-- BEGIN Rows --

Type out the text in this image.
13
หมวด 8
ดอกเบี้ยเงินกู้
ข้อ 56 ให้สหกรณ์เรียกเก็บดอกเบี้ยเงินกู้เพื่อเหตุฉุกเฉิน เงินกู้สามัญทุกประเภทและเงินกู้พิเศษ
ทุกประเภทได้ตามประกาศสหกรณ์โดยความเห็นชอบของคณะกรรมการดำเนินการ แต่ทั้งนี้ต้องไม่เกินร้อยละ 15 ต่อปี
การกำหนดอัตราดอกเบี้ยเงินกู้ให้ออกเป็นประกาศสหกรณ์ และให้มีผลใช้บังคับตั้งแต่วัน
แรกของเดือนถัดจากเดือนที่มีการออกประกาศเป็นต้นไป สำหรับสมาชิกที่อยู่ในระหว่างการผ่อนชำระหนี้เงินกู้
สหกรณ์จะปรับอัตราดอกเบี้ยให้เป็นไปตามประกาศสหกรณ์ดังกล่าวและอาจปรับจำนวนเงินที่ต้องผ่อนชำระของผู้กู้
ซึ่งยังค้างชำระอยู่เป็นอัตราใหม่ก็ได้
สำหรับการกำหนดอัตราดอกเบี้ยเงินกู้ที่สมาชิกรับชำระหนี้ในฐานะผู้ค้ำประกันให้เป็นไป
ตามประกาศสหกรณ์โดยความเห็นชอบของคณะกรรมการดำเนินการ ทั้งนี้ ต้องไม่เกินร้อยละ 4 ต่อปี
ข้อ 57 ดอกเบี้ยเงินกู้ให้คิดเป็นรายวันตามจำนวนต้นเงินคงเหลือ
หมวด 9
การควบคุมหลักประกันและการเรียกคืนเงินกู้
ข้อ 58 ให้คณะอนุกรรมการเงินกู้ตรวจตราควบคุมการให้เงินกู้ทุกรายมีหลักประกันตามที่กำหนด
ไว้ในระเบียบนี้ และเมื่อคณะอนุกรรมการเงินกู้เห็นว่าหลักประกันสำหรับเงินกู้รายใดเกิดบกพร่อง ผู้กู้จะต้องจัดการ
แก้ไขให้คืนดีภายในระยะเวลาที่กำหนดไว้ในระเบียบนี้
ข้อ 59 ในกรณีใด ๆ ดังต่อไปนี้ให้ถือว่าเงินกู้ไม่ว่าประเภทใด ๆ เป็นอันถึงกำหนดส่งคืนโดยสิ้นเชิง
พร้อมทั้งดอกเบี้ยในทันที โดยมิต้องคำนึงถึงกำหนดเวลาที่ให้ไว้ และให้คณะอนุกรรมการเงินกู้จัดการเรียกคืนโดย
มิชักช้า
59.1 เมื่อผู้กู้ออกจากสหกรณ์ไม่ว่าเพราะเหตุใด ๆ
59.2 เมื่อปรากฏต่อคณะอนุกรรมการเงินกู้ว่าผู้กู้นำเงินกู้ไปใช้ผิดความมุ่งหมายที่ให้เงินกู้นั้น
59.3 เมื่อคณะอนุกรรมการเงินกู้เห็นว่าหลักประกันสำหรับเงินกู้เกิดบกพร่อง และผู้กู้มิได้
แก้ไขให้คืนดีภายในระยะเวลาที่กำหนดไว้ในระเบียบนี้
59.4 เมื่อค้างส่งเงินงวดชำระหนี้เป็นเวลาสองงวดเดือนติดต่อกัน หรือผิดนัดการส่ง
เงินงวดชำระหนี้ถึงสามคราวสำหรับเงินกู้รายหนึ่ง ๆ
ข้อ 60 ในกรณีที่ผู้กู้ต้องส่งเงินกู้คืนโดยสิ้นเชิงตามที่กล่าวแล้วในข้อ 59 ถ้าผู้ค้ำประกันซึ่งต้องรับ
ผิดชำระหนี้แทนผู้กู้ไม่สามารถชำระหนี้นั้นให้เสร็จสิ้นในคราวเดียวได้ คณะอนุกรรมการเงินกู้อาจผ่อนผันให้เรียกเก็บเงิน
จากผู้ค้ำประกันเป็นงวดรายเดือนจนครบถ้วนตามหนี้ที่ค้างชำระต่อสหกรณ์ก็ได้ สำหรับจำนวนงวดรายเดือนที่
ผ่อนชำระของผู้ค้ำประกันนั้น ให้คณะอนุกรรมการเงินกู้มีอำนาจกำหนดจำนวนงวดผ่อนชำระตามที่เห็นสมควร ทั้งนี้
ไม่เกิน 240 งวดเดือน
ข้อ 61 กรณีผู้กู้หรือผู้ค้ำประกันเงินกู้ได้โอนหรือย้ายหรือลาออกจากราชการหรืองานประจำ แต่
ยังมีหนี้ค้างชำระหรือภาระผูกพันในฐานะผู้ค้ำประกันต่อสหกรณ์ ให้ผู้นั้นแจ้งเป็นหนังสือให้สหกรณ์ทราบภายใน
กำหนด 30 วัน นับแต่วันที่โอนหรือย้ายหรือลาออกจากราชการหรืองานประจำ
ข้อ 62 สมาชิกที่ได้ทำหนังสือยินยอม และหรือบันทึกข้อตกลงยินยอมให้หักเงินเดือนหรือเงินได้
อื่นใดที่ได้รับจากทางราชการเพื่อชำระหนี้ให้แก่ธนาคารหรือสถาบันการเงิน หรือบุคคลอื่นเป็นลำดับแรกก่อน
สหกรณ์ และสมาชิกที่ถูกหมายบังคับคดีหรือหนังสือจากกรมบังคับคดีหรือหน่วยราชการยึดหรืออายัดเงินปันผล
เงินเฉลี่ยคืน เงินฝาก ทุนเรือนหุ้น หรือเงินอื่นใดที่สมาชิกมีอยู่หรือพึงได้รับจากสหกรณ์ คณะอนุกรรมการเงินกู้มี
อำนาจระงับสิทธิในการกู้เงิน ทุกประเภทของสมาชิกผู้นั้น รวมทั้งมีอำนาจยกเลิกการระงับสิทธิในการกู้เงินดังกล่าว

-- END Rows --

Task: Take the entries above and transcribe them in full.

Output of the task:
Type out the text in this image.
13
หมวด 8
ดอกเบี้ยเงินกู้
ข้อ 56 ให้สหกรณ์เรียกเก็บดอกเบี้ยเงินกู้เพื่อเหตุฉุกเฉิน เงินกู้สามัญทุกประเภทและเงินกู้พิเศษ
ทุกประเภทได้ตามประกาศสหกรณ์โดยความเห็นชอบของคณะกรรมการดำเนินการ แต่ทั้งนี้ต้องไม่เกินร้อยละ 15 ต่อปี
การกำหนดอัตราดอกเบี้ยเงินกู้ให้ออกเป็นประกาศสหกรณ์ และให้มีผลใช้บังคับตั้งแต่วัน
แรกของเดือนถัดจากเดือนที่มีการออกประกาศเป็นต้นไป สำหรับสมาชิกที่อยู่ในระหว่างการผ่อนชำระหนี้เงินกู้
สหกรณ์จะปรับอัตราดอกเบี้ยให้เป็นไปตามประกาศสหกรณ์ดังกล่าวและอาจปรับจำนวนเงินที่ต้องผ่อนชำระของผู้กู้
ซึ่งยังค้างชำระอยู่เป็นอัตราใหม่ก็ได้
สำหรับการกำหนดอัตราดอกเบี้ยเงินกู้ที่สมาชิกรับชำระหนี้ในฐานะผู้ค้ำประกันให้เป็นไป
ตามประกาศสหกรณ์โดยความเห็นชอบของคณะกรรมการดำเนินการ ทั้งนี้ ต้องไม่เกินร้อยละ 4 ต่อปี
ข้อ 57 ดอกเบี้ยเงินกู้ให้คิดเป็นรายวันตามจำนวนต้นเงินคงเหลือ
หมวด 9
การควบคุมหลักประกันและการเรียกคืนเงินกู้
ข้อ 58 ให้คณะอนุกรรมการเงินกู้ตรวจตราควบคุมการให้เงินกู้ทุกรายมีหลักประกันตามที่กำหนด
ไว้ในระเบียบนี้ และเมื่อคณะอนุกรรมการเงินกู้เห็นว่าหลักประกันสำหรับเงินกู้รายใดเกิดบกพร่อง ผู้กู้จะต้องจัดการ
แก้ไขให้คืนดีภายในระยะเวลาที่กำหนดไว้ในระเบียบนี้
ข้อ 59 ในกรณีใด ๆ ดังต่อไปนี้ให้ถือว่าเงินกู้ไม่ว่าประเภทใด ๆ เป็นอันถึงกำหนดส่งคืนโดยสิ้นเชิง
พร้อมทั้งดอกเบี้ยในทันที โดยมิต้องคำนึงถึงกำหนดเวลาที่ให้ไว้ และให้คณะอนุกรรมการเงินกู้จัดการเรียกคืนโดย
มิชักช้า
59.1 เมื่อผู้กู้ออกจากสหกรณ์ไม่ว่าเพราะเหตุใด ๆ
59.2 เมื่อปรากฏต่อคณะอนุกรรมการเงินกู้ว่าผู้กู้นำเงินกู้ไปใช้ผิดความมุ่งหมายที่ให้เงินกู้นั้น
59.3 เมื่อคณะอนุกรรมการเงินกู้เห็นว่าหลักประกันสำหรับเงินกู้เกิดบกพร่อง และผู้กู้มิได้
แก้ไขให้คืนดีภายในระยะเวลาที่กำหนดไว้ในระเบียบนี้
59.4 เมื่อค้างส่งเงินงวดชำระหนี้เป็นเวลาสองงวดเดือนติดต่อกัน หรือผิดนัดการส่ง
เงินงวดชำระหนี้ถึงสามคราวสำหรับเงินกู้รายหนึ่ง ๆ
ข้อ 60 ในกรณีที่ผู้กู้ต้องส่งเงินกู้คืนโดยสิ้นเชิงตามที่กล่าวแล้วในข้อ 59 ถ้าผู้ค้ำประกันซึ่งต้องรับ
ผิดชำระหนี้แทนผู้กู้ไม่สามารถชำระหนี้นั้นให้เสร็จสิ้นในคราวเดียวได้ คณะอนุกรรมการเงินกู้อาจผ่อนผันให้เรียกเก็บเงิน
จากผู้ค้ำประกันเป็นงวดรายเดือนจนครบถ้วนตามหนี้ที่ค้างชำระต่อสหกรณ์ก็ได้ สำหรับจำนวนงวดรายเดือนที่
ผ่อนชำระของผู้ค้ำประกันนั้น ให้คณะอนุกรรมการเงินกู้มีอำนาจกำหนดจำนวนงวดผ่อนชำระตามที่เห็นสมควร ทั้งนี้
ไม่เกิน 240 งวดเดือน
ข้อ 61 กรณีผู้กู้หรือผู้ค้ำประกันเงินกู้ได้โอนหรือย้ายหรือลาออกจากราชการหรืองานประจำ แต่
ยังมีหนี้ค้างชำระหรือภาระผูกพันในฐานะผู้ค้ำประกันต่อสหกรณ์ ให้ผู้นั้นแจ้งเป็นหนังสือให้สหกรณ์ทราบภายใน
กำหนด 30 วัน นับแต่วันที่โอนหรือย้ายหรือลาออกจากราชการหรืองานประจำ
ข้อ 62 สมาชิกที่ได้ทำหนังสือยินยอม และหรือบันทึกข้อตกลงยินยอมให้หักเงินเดือนหรือเงินได้
อื่นใดที่ได้รับจากทางราชการเพื่อชำระหนี้ให้แก่ธนาคารหรือสถาบันการเงิน หรือบุคคลอื่นเป็นลำดับแรกก่อน
สหกรณ์ และสมาชิกที่ถูกหมายบังคับคดีหรือหนังสือจากกรมบังคับคดีหรือหน่วยราชการยึดหรืออายัดเงินปันผล
เงินเฉลี่ยคืน เงินฝาก ทุนเรือนหุ้น หรือเงินอื่นใดที่สมาชิกมีอยู่หรือพึงได้รับจากสหกรณ์ คณะอนุกรรมการเงินกู้มี
อำนาจระงับสิทธิในการกู้เงิน ทุกประเภทของสมาชิกผู้นั้น รวมทั้งมีอำนาจยกเลิกการระงับสิทธิในการกู้เงินดังกล่าว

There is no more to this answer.